YOUR INSTRUCTIONS =>
Copy each line of the material below that includes the string "Jung".

•••

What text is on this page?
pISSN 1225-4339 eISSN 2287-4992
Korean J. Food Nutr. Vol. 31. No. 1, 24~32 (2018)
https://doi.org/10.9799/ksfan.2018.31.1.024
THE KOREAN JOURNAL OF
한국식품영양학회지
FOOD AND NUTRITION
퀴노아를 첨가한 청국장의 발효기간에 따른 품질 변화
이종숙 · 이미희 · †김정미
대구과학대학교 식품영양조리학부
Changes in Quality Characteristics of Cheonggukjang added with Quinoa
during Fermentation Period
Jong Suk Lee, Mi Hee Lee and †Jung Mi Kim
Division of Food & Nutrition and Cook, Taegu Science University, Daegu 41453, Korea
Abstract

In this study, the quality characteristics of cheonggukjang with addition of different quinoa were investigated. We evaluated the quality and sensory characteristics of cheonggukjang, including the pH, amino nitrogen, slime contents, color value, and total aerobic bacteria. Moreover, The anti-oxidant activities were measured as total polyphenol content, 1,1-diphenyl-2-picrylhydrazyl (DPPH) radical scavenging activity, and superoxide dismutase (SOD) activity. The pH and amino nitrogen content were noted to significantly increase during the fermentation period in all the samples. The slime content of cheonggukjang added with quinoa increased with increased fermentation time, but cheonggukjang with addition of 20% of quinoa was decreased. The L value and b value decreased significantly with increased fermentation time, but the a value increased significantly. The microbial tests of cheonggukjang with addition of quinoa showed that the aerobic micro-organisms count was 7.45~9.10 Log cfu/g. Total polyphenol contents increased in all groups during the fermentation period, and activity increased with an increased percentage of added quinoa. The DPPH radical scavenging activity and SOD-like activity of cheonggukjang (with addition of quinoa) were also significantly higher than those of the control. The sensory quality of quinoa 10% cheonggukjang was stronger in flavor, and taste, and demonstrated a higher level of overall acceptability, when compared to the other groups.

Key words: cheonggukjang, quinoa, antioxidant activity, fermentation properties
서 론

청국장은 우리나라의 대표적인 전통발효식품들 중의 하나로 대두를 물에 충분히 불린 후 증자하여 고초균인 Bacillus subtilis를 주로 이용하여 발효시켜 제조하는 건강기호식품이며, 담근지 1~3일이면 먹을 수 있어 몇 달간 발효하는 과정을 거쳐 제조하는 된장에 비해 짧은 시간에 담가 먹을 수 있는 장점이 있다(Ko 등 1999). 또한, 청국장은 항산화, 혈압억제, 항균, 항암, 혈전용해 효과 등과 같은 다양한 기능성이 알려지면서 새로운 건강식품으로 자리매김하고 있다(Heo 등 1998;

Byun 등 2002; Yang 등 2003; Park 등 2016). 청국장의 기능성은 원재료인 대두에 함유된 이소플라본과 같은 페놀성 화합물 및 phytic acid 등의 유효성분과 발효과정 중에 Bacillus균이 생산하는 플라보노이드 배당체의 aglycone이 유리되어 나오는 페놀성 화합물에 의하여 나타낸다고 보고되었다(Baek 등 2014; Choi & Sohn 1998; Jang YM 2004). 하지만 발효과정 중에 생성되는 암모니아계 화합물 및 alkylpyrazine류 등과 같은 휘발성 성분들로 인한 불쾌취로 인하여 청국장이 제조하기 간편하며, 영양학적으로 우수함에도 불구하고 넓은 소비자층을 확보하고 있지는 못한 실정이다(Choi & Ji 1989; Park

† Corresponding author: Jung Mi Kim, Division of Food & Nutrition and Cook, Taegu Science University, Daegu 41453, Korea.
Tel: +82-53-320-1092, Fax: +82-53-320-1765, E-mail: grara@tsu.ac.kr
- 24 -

•••

SOLUTION TO THE PROBLEM =>
Jong Suk Lee, Mi Hee Lee and †Jung Mi Kim
† Corresponding author: Jung Mi Kim, Division of Food & Nutrition and Cook, Taegu Science University, Daegu 41453, Korea.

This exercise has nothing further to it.